The request
Make an exact copy of each entry, leaving out every picture.

Chart and figure data
--------

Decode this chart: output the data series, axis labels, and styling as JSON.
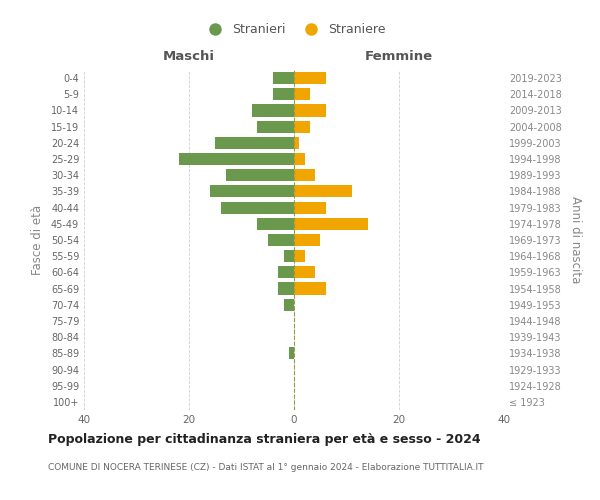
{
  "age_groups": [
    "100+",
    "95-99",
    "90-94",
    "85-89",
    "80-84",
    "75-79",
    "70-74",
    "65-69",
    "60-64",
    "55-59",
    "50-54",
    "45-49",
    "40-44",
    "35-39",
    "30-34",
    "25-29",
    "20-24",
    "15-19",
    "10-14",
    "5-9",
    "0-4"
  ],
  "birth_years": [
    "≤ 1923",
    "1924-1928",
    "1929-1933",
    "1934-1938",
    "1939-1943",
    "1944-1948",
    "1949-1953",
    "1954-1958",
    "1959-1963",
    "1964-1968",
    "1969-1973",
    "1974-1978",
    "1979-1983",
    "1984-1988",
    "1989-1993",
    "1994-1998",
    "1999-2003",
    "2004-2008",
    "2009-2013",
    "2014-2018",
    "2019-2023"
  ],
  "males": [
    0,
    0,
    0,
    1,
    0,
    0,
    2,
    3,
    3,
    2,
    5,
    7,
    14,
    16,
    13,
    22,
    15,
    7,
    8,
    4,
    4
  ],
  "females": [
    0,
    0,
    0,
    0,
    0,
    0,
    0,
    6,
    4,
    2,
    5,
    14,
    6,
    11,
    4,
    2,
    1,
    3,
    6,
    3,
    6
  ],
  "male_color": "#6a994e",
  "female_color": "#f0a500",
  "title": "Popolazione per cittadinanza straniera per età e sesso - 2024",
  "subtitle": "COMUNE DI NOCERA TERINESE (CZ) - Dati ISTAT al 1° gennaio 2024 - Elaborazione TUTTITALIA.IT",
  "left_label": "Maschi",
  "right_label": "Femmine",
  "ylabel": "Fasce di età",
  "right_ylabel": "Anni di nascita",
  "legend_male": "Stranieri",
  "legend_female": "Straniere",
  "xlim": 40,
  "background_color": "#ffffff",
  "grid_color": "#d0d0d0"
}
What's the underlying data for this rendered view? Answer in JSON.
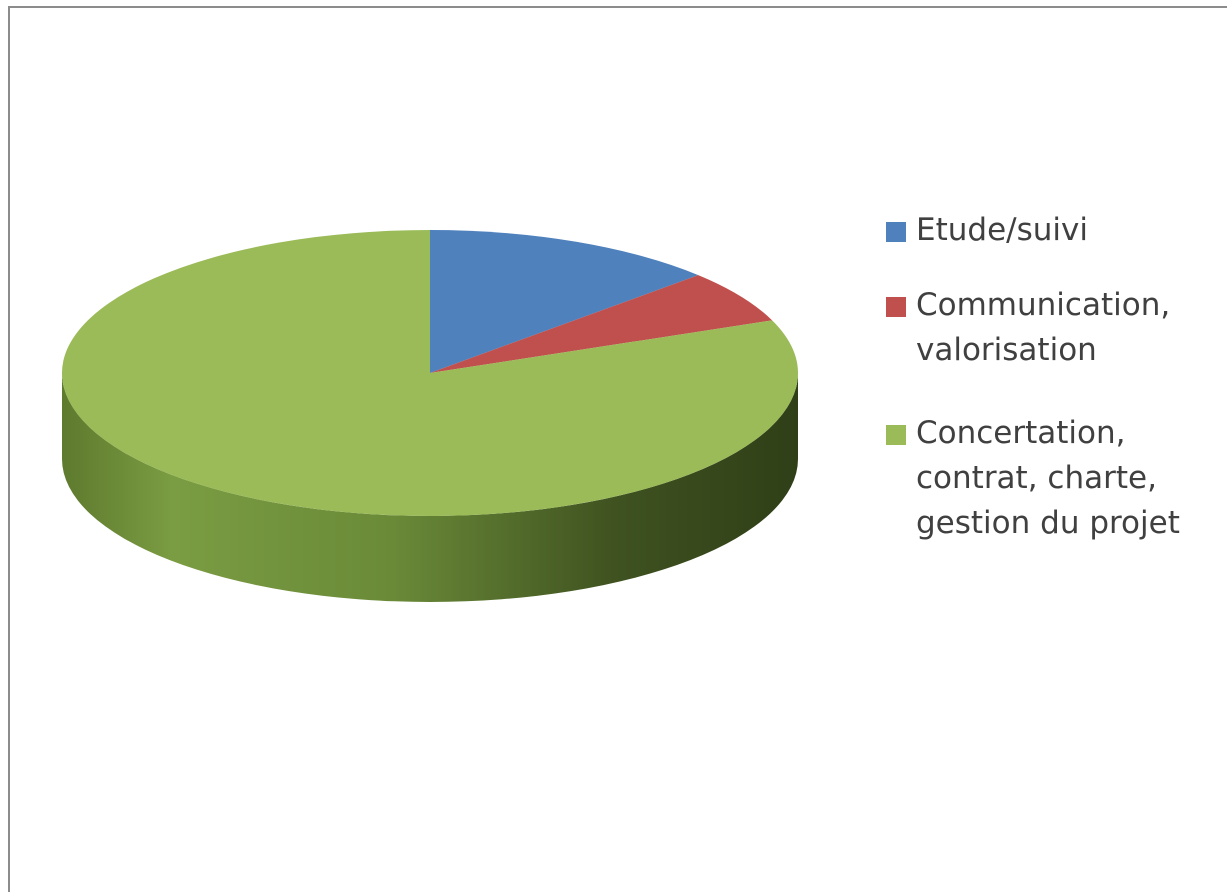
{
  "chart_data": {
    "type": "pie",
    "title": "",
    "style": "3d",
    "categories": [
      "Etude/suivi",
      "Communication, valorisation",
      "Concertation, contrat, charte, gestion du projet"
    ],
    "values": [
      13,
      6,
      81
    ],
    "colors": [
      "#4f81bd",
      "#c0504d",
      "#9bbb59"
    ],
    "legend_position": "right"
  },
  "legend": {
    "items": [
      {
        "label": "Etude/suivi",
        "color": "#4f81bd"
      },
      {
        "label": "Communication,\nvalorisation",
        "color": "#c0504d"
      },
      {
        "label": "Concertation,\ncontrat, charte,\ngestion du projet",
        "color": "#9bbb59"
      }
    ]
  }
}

--------

Exercise response
Decode this chart: output the data series, axis labels, and styling as JSON.
{
  "age_groups": [
    "100+",
    "95-99",
    "90-94",
    "85-89",
    "80-84",
    "75-79",
    "70-74",
    "65-69",
    "60-64",
    "55-59",
    "50-54",
    "45-49",
    "40-44",
    "35-39",
    "30-34",
    "25-29",
    "20-24",
    "15-19",
    "10-14",
    "5-9",
    "0-4"
  ],
  "birth_years": [
    "≤ 1923",
    "1924-1928",
    "1929-1933",
    "1934-1938",
    "1939-1943",
    "1944-1948",
    "1949-1953",
    "1954-1958",
    "1959-1963",
    "1964-1968",
    "1969-1973",
    "1974-1978",
    "1979-1983",
    "1984-1988",
    "1989-1993",
    "1994-1998",
    "1999-2003",
    "2004-2008",
    "2009-2013",
    "2014-2018",
    "2019-2023"
  ],
  "males": [
    0,
    0,
    0,
    1,
    0,
    0,
    2,
    3,
    3,
    2,
    5,
    7,
    14,
    16,
    13,
    22,
    15,
    7,
    8,
    4,
    4
  ],
  "females": [
    0,
    0,
    0,
    0,
    0,
    0,
    0,
    6,
    4,
    2,
    5,
    14,
    6,
    11,
    4,
    2,
    1,
    3,
    6,
    3,
    6
  ],
  "male_color": "#6a994e",
  "female_color": "#f0a500",
  "title": "Popolazione per cittadinanza straniera per età e sesso - 2024",
  "subtitle": "COMUNE DI NOCERA TERINESE (CZ) - Dati ISTAT al 1° gennaio 2024 - Elaborazione TUTTITALIA.IT",
  "left_label": "Maschi",
  "right_label": "Femmine",
  "ylabel": "Fasce di età",
  "right_ylabel": "Anni di nascita",
  "legend_male": "Stranieri",
  "legend_female": "Straniere",
  "xlim": 40,
  "background_color": "#ffffff",
  "grid_color": "#d0d0d0"
}
What's the underlying data for this rendered view? Answer in JSON.
{
  "chart_data": {
    "type": "pie",
    "title": "",
    "style": "3d",
    "categories": [
      "Etude/suivi",
      "Communication, valorisation",
      "Concertation, contrat, charte, gestion du projet"
    ],
    "values": [
      13,
      6,
      81
    ],
    "colors": [
      "#4f81bd",
      "#c0504d",
      "#9bbb59"
    ],
    "legend_position": "right"
  },
  "legend": {
    "items": [
      {
        "label": "Etude/suivi",
        "color": "#4f81bd"
      },
      {
        "label": "Communication,\nvalorisation",
        "color": "#c0504d"
      },
      {
        "label": "Concertation,\ncontrat, charte,\ngestion du projet",
        "color": "#9bbb59"
      }
    ]
  }
}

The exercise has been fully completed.